Repeat the material verbatim. Images are excluded from the copy.

(Recorded data)
================

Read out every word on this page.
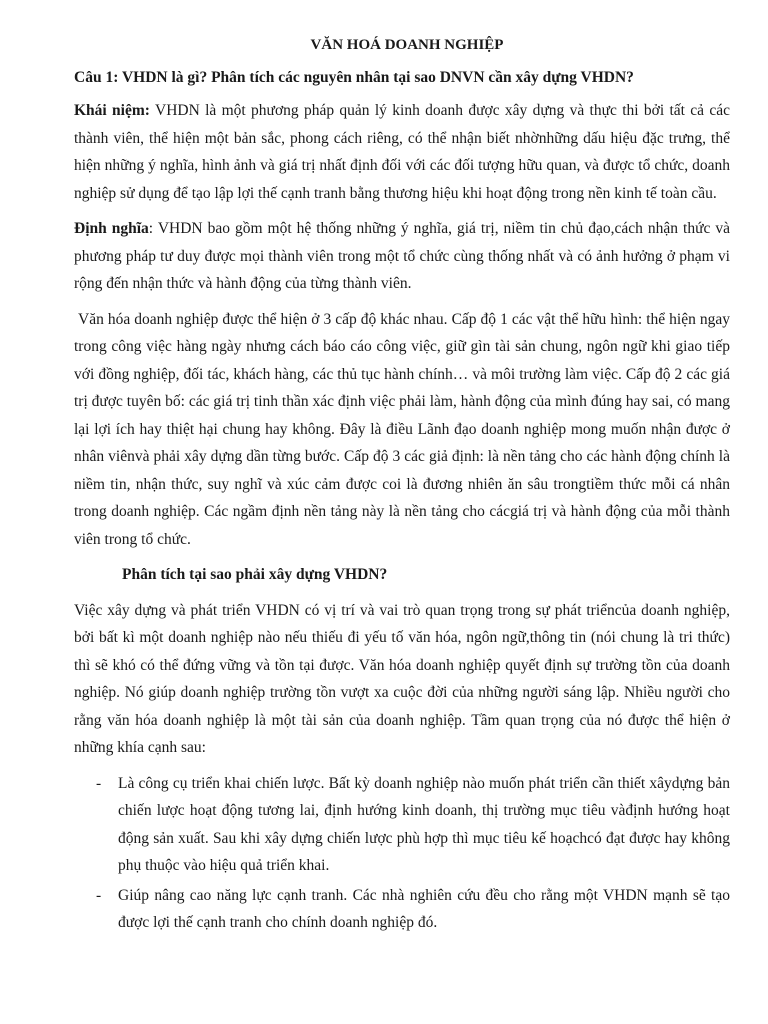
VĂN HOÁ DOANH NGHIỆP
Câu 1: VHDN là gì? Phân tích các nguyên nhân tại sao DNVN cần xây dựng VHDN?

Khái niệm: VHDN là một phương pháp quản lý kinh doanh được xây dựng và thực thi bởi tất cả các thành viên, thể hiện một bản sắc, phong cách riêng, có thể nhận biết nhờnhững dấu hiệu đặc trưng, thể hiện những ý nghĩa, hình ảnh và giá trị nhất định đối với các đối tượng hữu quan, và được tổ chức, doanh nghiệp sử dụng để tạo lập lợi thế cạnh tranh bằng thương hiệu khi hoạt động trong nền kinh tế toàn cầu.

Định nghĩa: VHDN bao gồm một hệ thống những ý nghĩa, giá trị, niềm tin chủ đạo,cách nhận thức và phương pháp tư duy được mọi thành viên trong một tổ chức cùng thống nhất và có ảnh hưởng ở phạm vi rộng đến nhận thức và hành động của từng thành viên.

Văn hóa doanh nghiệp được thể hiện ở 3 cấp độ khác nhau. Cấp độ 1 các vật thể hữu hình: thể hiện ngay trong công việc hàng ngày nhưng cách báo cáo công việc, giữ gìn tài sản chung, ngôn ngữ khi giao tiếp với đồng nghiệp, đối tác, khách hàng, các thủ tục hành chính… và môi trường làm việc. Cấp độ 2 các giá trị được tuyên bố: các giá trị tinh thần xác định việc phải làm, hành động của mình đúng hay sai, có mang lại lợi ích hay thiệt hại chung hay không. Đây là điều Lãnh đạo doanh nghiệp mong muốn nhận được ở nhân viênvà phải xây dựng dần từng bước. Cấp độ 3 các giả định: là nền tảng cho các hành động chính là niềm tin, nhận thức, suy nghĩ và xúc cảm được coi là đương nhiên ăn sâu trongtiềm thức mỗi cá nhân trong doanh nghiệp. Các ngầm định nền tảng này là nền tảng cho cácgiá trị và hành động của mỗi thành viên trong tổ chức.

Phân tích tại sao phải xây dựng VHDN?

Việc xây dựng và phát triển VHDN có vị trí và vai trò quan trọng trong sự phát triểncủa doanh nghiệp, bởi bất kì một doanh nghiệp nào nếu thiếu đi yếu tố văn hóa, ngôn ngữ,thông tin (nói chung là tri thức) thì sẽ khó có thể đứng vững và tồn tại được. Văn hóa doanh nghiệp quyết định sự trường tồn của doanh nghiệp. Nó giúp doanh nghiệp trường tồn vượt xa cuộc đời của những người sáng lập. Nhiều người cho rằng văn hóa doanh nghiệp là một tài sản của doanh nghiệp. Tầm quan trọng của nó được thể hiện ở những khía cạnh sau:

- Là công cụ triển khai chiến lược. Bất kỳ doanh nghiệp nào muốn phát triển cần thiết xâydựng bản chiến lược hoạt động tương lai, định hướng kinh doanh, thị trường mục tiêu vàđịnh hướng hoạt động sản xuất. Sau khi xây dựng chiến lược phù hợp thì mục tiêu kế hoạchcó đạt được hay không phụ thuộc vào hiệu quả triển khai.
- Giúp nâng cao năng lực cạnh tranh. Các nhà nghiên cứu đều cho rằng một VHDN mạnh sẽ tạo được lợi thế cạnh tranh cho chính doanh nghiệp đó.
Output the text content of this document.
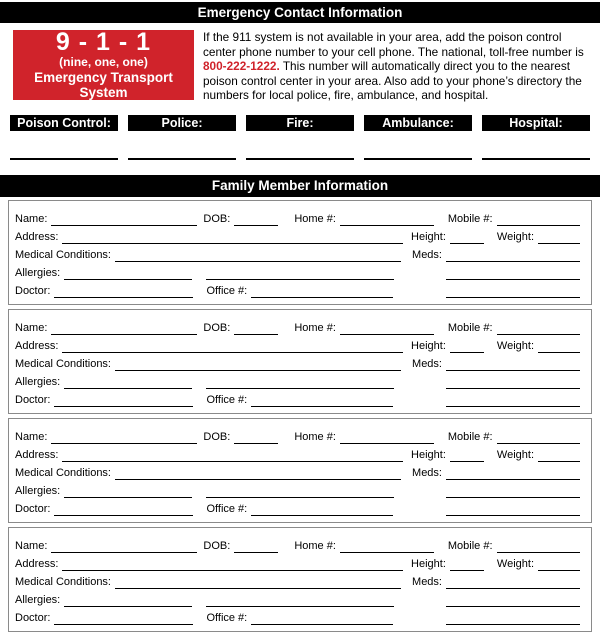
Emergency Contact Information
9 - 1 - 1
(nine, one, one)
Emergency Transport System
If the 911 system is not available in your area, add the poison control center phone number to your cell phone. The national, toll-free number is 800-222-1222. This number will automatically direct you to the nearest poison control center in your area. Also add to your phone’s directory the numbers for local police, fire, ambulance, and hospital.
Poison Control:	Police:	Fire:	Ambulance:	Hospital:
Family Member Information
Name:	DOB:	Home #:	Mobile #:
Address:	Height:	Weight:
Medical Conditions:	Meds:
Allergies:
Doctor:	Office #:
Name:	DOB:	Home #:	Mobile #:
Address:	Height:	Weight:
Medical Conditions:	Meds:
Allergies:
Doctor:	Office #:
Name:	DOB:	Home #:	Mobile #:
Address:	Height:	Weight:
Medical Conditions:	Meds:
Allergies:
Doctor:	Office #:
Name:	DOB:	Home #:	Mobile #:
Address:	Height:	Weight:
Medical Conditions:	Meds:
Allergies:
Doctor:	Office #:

================

● SOLVED PROBLEM
Read out every word on this page.
VĂN HOÁ DOANH NGHIỆP
Câu 1: VHDN là gì? Phân tích các nguyên nhân tại sao DNVN cần xây dựng VHDN?

Khái niệm: VHDN là một phương pháp quản lý kinh doanh được xây dựng và thực thi bởi tất cả các thành viên, thể hiện một bản sắc, phong cách riêng, có thể nhận biết nhờnhững dấu hiệu đặc trưng, thể hiện những ý nghĩa, hình ảnh và giá trị nhất định đối với các đối tượng hữu quan, và được tổ chức, doanh nghiệp sử dụng để tạo lập lợi thế cạnh tranh bằng thương hiệu khi hoạt động trong nền kinh tế toàn cầu.

Định nghĩa: VHDN bao gồm một hệ thống những ý nghĩa, giá trị, niềm tin chủ đạo,cách nhận thức và phương pháp tư duy được mọi thành viên trong một tổ chức cùng thống nhất và có ảnh hưởng ở phạm vi rộng đến nhận thức và hành động của từng thành viên.

Văn hóa doanh nghiệp được thể hiện ở 3 cấp độ khác nhau. Cấp độ 1 các vật thể hữu hình: thể hiện ngay trong công việc hàng ngày nhưng cách báo cáo công việc, giữ gìn tài sản chung, ngôn ngữ khi giao tiếp với đồng nghiệp, đối tác, khách hàng, các thủ tục hành chính… và môi trường làm việc. Cấp độ 2 các giá trị được tuyên bố: các giá trị tinh thần xác định việc phải làm, hành động của mình đúng hay sai, có mang lại lợi ích hay thiệt hại chung hay không. Đây là điều Lãnh đạo doanh nghiệp mong muốn nhận được ở nhân viênvà phải xây dựng dần từng bước. Cấp độ 3 các giả định: là nền tảng cho các hành động chính là niềm tin, nhận thức, suy nghĩ và xúc cảm được coi là đương nhiên ăn sâu trongtiềm thức mỗi cá nhân trong doanh nghiệp. Các ngầm định nền tảng này là nền tảng cho cácgiá trị và hành động của mỗi thành viên trong tổ chức.

Phân tích tại sao phải xây dựng VHDN?

Việc xây dựng và phát triển VHDN có vị trí và vai trò quan trọng trong sự phát triểncủa doanh nghiệp, bởi bất kì một doanh nghiệp nào nếu thiếu đi yếu tố văn hóa, ngôn ngữ,thông tin (nói chung là tri thức) thì sẽ khó có thể đứng vững và tồn tại được. Văn hóa doanh nghiệp quyết định sự trường tồn của doanh nghiệp. Nó giúp doanh nghiệp trường tồn vượt xa cuộc đời của những người sáng lập. Nhiều người cho rằng văn hóa doanh nghiệp là một tài sản của doanh nghiệp. Tầm quan trọng của nó được thể hiện ở những khía cạnh sau:

- Là công cụ triển khai chiến lược. Bất kỳ doanh nghiệp nào muốn phát triển cần thiết xâydựng bản chiến lược hoạt động tương lai, định hướng kinh doanh, thị trường mục tiêu vàđịnh hướng hoạt động sản xuất. Sau khi xây dựng chiến lược phù hợp thì mục tiêu kế hoạchcó đạt được hay không phụ thuộc vào hiệu quả triển khai.
- Giúp nâng cao năng lực cạnh tranh. Các nhà nghiên cứu đều cho rằng một VHDN mạnh sẽ tạo được lợi thế cạnh tranh cho chính doanh nghiệp đó.
Output the text content of this document.
Emergency Contact Information
9 - 1 - 1
(nine, one, one)
Emergency Transport System
If the 911 system is not available in your area, add the poison control center phone number to your cell phone. The national, toll-free number is 800-222-1222. This number will automatically direct you to the nearest poison control center in your area. Also add to your phone’s directory the numbers for local police, fire, ambulance, and hospital.
Poison Control:	Police:	Fire:	Ambulance:	Hospital:
Family Member Information
Name:	DOB:	Home #:	Mobile #:
Address:	Height:	Weight:
Medical Conditions:	Meds:
Allergies:
Doctor:	Office #:
Name:	DOB:	Home #:	Mobile #:
Address:	Height:	Weight:
Medical Conditions:	Meds:
Allergies:
Doctor:	Office #:
Name:	DOB:	Home #:	Mobile #:
Address:	Height:	Weight:
Medical Conditions:	Meds:
Allergies:
Doctor:	Office #:
Name:	DOB:	Home #:	Mobile #:
Address:	Height:	Weight:
Medical Conditions:	Meds:
Allergies:
Doctor:	Office #:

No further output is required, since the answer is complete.